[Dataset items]
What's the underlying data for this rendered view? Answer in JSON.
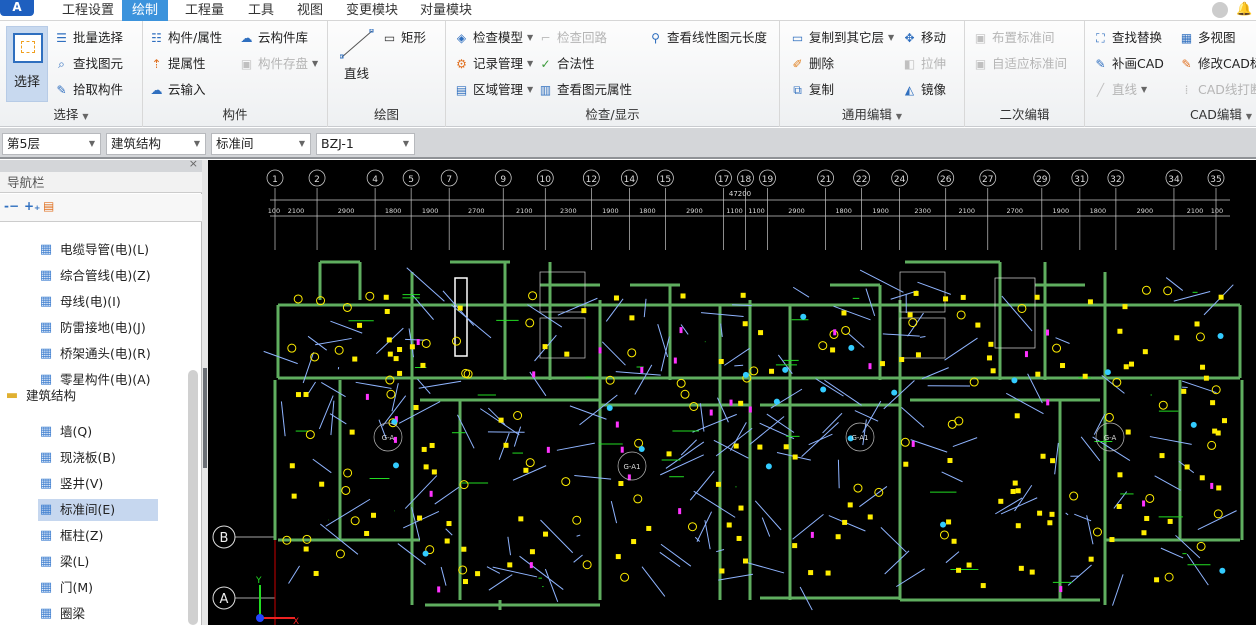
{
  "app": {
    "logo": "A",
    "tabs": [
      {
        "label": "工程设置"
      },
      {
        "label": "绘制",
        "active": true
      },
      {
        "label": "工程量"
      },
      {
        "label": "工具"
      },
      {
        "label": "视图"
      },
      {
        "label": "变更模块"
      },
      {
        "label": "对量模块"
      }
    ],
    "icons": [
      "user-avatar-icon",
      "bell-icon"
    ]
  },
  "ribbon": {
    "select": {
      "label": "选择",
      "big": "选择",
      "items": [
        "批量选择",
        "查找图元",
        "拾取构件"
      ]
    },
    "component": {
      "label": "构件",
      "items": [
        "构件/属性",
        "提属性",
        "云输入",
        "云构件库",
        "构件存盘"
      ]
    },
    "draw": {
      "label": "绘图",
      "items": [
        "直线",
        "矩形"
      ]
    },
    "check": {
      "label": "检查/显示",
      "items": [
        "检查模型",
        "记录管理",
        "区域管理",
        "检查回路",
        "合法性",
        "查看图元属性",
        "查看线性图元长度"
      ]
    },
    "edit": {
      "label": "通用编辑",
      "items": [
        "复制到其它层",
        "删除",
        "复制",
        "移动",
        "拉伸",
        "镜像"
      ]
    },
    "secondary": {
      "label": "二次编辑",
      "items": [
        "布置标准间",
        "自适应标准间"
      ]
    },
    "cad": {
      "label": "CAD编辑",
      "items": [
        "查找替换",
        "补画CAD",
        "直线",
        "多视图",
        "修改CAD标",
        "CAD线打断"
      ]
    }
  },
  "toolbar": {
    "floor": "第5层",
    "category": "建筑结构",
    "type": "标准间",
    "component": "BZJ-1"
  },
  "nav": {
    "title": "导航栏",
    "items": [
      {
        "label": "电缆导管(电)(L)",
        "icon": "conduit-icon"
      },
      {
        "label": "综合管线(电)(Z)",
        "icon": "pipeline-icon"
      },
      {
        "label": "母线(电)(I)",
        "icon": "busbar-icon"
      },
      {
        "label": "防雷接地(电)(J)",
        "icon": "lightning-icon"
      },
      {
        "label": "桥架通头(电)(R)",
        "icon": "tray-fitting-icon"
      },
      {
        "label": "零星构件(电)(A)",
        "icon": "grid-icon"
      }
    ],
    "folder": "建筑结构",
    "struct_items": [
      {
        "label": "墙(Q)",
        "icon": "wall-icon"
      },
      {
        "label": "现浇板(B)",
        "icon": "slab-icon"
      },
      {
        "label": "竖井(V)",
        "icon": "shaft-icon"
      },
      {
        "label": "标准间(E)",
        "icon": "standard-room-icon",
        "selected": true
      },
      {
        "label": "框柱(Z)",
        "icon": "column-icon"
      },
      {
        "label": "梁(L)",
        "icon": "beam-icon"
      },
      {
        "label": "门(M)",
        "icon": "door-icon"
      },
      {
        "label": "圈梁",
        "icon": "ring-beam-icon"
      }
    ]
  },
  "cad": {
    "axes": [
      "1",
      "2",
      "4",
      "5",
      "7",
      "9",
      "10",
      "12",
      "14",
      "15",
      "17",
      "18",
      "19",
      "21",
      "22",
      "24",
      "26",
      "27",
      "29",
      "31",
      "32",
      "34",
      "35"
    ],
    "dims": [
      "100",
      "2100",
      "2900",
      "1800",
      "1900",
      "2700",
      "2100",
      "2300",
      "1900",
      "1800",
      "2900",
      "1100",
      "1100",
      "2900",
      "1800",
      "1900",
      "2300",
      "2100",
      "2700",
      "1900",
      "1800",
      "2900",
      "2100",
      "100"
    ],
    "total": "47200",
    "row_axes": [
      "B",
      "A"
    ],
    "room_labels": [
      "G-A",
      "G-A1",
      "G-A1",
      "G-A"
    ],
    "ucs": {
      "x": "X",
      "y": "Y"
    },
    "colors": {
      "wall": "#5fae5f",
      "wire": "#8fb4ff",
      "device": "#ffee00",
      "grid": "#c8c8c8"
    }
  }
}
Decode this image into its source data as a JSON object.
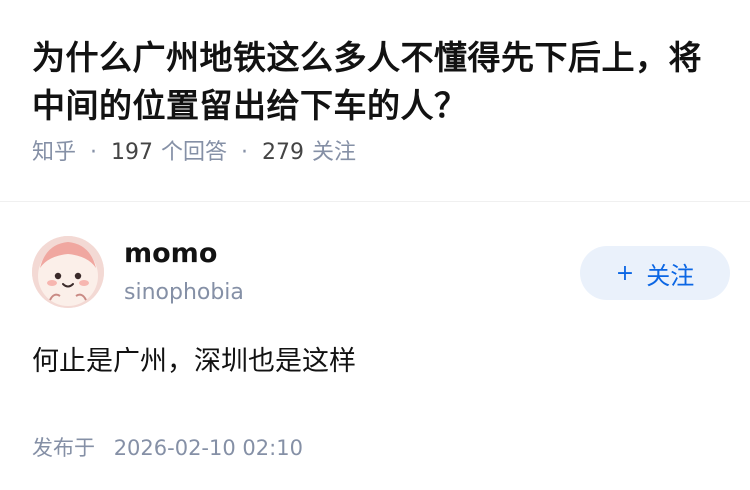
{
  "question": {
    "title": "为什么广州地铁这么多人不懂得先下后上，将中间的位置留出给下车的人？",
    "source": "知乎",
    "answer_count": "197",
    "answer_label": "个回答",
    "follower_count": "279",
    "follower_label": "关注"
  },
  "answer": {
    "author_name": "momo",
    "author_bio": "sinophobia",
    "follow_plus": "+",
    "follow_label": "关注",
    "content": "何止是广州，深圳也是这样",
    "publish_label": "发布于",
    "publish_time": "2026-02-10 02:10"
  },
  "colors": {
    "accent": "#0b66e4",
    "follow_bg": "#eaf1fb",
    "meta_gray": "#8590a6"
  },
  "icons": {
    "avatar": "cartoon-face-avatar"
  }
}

[Written request]
Transcribe the entries above verbatim, omitting their pictures.

[Right answer]
What's the underlying data for this rendered view? Answer in JSON.
{
  "app": {
    "logo": "A",
    "tabs": [
      {
        "label": "工程设置"
      },
      {
        "label": "绘制",
        "active": true
      },
      {
        "label": "工程量"
      },
      {
        "label": "工具"
      },
      {
        "label": "视图"
      },
      {
        "label": "变更模块"
      },
      {
        "label": "对量模块"
      }
    ],
    "icons": [
      "user-avatar-icon",
      "bell-icon"
    ]
  },
  "ribbon": {
    "select": {
      "label": "选择",
      "big": "选择",
      "items": [
        "批量选择",
        "查找图元",
        "拾取构件"
      ]
    },
    "component": {
      "label": "构件",
      "items": [
        "构件/属性",
        "提属性",
        "云输入",
        "云构件库",
        "构件存盘"
      ]
    },
    "draw": {
      "label": "绘图",
      "items": [
        "直线",
        "矩形"
      ]
    },
    "check": {
      "label": "检查/显示",
      "items": [
        "检查模型",
        "记录管理",
        "区域管理",
        "检查回路",
        "合法性",
        "查看图元属性",
        "查看线性图元长度"
      ]
    },
    "edit": {
      "label": "通用编辑",
      "items": [
        "复制到其它层",
        "删除",
        "复制",
        "移动",
        "拉伸",
        "镜像"
      ]
    },
    "secondary": {
      "label": "二次编辑",
      "items": [
        "布置标准间",
        "自适应标准间"
      ]
    },
    "cad": {
      "label": "CAD编辑",
      "items": [
        "查找替换",
        "补画CAD",
        "直线",
        "多视图",
        "修改CAD标",
        "CAD线打断"
      ]
    }
  },
  "toolbar": {
    "floor": "第5层",
    "category": "建筑结构",
    "type": "标准间",
    "component": "BZJ-1"
  },
  "nav": {
    "title": "导航栏",
    "items": [
      {
        "label": "电缆导管(电)(L)",
        "icon": "conduit-icon"
      },
      {
        "label": "综合管线(电)(Z)",
        "icon": "pipeline-icon"
      },
      {
        "label": "母线(电)(I)",
        "icon": "busbar-icon"
      },
      {
        "label": "防雷接地(电)(J)",
        "icon": "lightning-icon"
      },
      {
        "label": "桥架通头(电)(R)",
        "icon": "tray-fitting-icon"
      },
      {
        "label": "零星构件(电)(A)",
        "icon": "grid-icon"
      }
    ],
    "folder": "建筑结构",
    "struct_items": [
      {
        "label": "墙(Q)",
        "icon": "wall-icon"
      },
      {
        "label": "现浇板(B)",
        "icon": "slab-icon"
      },
      {
        "label": "竖井(V)",
        "icon": "shaft-icon"
      },
      {
        "label": "标准间(E)",
        "icon": "standard-room-icon",
        "selected": true
      },
      {
        "label": "框柱(Z)",
        "icon": "column-icon"
      },
      {
        "label": "梁(L)",
        "icon": "beam-icon"
      },
      {
        "label": "门(M)",
        "icon": "door-icon"
      },
      {
        "label": "圈梁",
        "icon": "ring-beam-icon"
      }
    ]
  },
  "cad": {
    "axes": [
      "1",
      "2",
      "4",
      "5",
      "7",
      "9",
      "10",
      "12",
      "14",
      "15",
      "17",
      "18",
      "19",
      "21",
      "22",
      "24",
      "26",
      "27",
      "29",
      "31",
      "32",
      "34",
      "35"
    ],
    "dims": [
      "100",
      "2100",
      "2900",
      "1800",
      "1900",
      "2700",
      "2100",
      "2300",
      "1900",
      "1800",
      "2900",
      "1100",
      "1100",
      "2900",
      "1800",
      "1900",
      "2300",
      "2100",
      "2700",
      "1900",
      "1800",
      "2900",
      "2100",
      "100"
    ],
    "total": "47200",
    "row_axes": [
      "B",
      "A"
    ],
    "room_labels": [
      "G-A",
      "G-A1",
      "G-A1",
      "G-A"
    ],
    "ucs": {
      "x": "X",
      "y": "Y"
    },
    "colors": {
      "wall": "#5fae5f",
      "wire": "#8fb4ff",
      "device": "#ffee00",
      "grid": "#c8c8c8"
    }
  }
}
Decode this image into its source data as a JSON object.
{
  "question": {
    "title": "为什么广州地铁这么多人不懂得先下后上，将中间的位置留出给下车的人？",
    "source": "知乎",
    "answer_count": "197",
    "answer_label": "个回答",
    "follower_count": "279",
    "follower_label": "关注"
  },
  "answer": {
    "author_name": "momo",
    "author_bio": "sinophobia",
    "follow_plus": "+",
    "follow_label": "关注",
    "content": "何止是广州，深圳也是这样",
    "publish_label": "发布于",
    "publish_time": "2026-02-10 02:10"
  },
  "colors": {
    "accent": "#0b66e4",
    "follow_bg": "#eaf1fb",
    "meta_gray": "#8590a6"
  },
  "icons": {
    "avatar": "cartoon-face-avatar"
  }
}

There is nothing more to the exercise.